── Text under study

Effective-Date Timeline

CART’s staggered schedule is the single most important compliance fact about it. The headline obligations land as follows:

Effective dateKey obligations
July 1, 2026AI Academy, talent-pipeline and workforce initiatives, state AI cooperation program
October 1, 2026WARN/RIF AI-attribution notice; FEPA anti-discrimination amendment (AEDT “not a defense”); frontier-model whistleblower and safety duties; synthetic-content marking and provenance framework; subscription-service disclosures; state-agency AI inventory and procurement standards
January 1, 2027AI companion (chatbot) disclosure and minor-protection rules; K–12 computer-science/AI education
October 1, 2027Employment AEDT deployer notice and adverse-decision disclosure; developer information-sharing duty; independent-verification pilot; chief data officer
January 1, 2028Social media platform requirements for minors (age verification, protective defaults, Surgeon General warning, reporting)

────

**Problem set:**
1. List every effective date given in the effective-date timeline.
2. Reproduce the effective-date timeline word for word, everything from "Effective dateKey obligations" down to "General warning, reporting)".

── Entries shown

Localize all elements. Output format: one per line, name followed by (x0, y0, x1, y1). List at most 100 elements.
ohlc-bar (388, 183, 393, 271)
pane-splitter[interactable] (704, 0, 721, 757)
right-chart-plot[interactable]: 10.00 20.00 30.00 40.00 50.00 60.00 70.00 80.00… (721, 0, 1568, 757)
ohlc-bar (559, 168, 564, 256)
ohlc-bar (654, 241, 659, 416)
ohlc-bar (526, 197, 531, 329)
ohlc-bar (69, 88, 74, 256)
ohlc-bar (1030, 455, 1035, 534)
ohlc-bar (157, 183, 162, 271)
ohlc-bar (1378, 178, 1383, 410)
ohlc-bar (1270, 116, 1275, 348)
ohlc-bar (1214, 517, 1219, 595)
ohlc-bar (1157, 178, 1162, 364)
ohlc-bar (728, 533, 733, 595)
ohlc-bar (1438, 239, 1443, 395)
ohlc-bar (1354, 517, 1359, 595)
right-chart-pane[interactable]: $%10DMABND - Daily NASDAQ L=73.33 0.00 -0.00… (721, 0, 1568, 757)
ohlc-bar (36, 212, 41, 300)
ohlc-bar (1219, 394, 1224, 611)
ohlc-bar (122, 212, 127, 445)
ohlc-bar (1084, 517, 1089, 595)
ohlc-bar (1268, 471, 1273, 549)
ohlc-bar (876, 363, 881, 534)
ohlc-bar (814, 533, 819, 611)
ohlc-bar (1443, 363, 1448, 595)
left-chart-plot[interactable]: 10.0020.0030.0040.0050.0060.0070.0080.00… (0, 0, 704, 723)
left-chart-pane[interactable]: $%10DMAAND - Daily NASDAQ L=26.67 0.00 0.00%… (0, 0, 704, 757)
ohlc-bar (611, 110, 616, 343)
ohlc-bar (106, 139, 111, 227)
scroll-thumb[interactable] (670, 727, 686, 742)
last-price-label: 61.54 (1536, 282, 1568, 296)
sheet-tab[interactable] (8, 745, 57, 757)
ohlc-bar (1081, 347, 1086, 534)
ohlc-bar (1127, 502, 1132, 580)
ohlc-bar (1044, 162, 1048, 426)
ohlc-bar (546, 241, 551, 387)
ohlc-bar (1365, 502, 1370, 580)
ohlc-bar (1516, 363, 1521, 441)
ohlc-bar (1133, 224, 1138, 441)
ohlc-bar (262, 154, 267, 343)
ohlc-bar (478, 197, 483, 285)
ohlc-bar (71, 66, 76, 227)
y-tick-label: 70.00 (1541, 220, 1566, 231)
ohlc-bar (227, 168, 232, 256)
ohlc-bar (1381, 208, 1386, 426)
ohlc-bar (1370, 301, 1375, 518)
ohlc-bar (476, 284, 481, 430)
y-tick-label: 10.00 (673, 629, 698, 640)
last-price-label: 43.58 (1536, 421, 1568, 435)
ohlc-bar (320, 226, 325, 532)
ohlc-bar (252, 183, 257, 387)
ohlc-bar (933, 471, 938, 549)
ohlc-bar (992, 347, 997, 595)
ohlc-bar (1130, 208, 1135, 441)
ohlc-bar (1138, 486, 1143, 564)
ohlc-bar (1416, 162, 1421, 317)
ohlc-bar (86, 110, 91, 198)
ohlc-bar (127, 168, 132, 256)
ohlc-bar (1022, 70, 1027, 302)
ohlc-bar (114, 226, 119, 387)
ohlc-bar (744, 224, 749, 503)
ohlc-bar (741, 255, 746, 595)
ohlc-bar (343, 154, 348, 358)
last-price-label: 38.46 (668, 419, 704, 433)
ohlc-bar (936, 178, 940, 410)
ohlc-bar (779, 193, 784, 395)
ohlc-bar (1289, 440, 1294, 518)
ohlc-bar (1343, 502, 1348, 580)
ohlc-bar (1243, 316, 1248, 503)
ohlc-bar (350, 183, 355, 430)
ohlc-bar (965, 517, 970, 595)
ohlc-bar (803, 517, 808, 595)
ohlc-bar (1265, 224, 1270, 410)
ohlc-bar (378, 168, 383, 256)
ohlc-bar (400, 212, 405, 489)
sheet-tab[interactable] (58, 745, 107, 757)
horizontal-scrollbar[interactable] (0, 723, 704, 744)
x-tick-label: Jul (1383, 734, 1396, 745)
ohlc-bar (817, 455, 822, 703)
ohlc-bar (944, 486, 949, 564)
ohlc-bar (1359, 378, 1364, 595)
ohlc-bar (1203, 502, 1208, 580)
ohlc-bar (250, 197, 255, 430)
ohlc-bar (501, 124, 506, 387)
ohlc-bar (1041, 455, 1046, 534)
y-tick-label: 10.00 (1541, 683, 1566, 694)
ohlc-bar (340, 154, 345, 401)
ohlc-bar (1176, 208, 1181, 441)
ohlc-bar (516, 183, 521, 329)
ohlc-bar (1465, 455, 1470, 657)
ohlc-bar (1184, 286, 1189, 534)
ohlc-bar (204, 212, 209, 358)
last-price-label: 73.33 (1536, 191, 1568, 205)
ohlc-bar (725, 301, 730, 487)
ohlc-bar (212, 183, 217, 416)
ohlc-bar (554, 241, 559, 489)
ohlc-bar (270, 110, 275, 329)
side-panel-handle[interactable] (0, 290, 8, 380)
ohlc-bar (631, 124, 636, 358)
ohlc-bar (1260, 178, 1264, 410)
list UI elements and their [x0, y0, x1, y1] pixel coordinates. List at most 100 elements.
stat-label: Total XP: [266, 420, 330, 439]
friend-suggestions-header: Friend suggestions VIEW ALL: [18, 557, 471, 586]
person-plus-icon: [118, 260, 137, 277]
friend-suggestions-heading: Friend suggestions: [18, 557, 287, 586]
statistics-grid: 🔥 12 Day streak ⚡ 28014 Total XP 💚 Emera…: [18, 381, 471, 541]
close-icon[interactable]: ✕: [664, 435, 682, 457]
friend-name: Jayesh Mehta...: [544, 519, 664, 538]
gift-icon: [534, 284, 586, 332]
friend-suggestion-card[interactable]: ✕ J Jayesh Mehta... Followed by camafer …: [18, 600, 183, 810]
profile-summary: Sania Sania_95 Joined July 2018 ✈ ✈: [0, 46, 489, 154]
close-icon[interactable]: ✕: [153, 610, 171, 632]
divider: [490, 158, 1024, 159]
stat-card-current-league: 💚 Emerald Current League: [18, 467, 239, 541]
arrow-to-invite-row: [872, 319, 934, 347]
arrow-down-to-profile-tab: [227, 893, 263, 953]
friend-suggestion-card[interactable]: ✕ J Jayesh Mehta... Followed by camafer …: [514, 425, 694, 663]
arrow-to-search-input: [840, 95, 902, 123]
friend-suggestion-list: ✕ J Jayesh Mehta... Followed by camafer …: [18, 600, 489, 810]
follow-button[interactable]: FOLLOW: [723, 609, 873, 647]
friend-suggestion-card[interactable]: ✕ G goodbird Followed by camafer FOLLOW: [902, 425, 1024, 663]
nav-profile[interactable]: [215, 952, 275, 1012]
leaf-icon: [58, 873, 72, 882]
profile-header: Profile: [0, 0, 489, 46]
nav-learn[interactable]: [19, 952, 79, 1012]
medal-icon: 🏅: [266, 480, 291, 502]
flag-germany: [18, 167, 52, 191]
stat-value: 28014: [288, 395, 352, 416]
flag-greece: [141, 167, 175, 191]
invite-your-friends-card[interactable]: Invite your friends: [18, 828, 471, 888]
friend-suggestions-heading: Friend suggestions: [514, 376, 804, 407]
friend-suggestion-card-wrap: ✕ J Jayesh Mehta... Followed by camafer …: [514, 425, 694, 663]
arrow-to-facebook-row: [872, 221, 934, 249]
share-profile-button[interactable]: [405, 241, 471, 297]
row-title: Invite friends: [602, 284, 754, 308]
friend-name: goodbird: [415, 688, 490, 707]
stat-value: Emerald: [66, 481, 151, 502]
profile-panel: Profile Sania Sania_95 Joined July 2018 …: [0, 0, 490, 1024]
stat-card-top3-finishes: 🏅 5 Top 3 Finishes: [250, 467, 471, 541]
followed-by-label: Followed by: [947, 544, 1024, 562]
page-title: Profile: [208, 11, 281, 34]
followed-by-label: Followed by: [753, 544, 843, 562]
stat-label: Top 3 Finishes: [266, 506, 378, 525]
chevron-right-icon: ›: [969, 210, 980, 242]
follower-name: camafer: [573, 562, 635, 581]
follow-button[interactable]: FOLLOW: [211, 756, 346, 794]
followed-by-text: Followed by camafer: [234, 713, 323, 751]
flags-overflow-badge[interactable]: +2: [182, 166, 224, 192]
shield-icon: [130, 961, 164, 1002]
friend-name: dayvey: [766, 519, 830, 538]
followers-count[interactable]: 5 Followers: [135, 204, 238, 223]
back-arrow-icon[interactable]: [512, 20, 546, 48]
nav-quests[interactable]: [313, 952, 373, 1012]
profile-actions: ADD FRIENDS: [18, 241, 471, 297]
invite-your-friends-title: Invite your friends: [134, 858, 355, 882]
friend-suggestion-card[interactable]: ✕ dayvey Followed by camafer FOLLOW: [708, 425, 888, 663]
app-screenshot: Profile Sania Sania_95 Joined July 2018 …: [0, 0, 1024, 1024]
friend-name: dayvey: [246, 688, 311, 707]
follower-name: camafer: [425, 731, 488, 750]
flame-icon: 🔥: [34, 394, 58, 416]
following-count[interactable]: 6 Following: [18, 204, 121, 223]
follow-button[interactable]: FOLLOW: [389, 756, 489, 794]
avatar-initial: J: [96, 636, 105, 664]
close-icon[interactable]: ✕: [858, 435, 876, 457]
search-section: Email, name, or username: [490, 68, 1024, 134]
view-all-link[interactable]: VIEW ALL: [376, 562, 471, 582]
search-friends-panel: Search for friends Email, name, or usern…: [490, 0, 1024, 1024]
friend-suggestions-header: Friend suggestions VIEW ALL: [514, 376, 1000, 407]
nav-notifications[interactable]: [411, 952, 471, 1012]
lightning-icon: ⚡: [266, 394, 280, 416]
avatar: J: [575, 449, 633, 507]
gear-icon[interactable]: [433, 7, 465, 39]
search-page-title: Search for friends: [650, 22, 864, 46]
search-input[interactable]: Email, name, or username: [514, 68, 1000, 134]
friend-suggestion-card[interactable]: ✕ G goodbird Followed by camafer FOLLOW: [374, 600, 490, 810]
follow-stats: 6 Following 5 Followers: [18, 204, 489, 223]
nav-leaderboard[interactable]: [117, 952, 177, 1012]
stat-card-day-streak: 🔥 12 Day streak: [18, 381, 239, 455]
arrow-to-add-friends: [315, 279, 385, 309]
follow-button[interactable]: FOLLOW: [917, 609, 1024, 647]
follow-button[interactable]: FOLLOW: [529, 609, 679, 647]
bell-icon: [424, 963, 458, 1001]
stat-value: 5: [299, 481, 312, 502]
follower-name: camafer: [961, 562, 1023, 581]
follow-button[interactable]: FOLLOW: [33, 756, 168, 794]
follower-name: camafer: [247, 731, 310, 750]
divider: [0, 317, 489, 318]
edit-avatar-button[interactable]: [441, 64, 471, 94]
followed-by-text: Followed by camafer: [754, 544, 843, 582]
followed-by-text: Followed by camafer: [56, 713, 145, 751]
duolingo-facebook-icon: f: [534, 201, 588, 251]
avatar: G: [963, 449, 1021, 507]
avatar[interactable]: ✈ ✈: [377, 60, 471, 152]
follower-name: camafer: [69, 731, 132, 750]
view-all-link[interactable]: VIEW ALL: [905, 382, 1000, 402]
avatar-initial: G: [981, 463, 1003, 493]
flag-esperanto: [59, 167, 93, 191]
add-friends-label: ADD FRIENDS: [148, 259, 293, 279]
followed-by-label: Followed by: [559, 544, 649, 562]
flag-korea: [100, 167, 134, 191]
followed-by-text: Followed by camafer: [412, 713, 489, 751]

────

**Task results:**
1.
July 1, 2026
October 1, 2026
January 1, 2027
October 1, 2027
January 1, 2028

2.
Effective dateKey obligations
July 1, 2026AI Academy, talent-pipeline and workforce initiatives, state AI cooperation program
October 1, 2026WARN/RIF AI-attribution notice; FEPA anti-discrimination amendment (AEDT “not a defense”); frontier-model whistleblower and safety duties; synthetic-content marking and provenance framework; subscription-service disclosures; state-agency AI inventory and procurement standards
January 1, 2027AI companion (chatbot) disclosure and minor-protection rules; K–12 computer-science/AI education
October 1, 2027Employment AEDT deployer notice and adverse-decision disclosure; developer information-sharing duty; independent-verification pilot; chief data officer
January 1, 2028Social media platform requirements for minors (age verification, protective defaults, Surgeon General warning, reporting)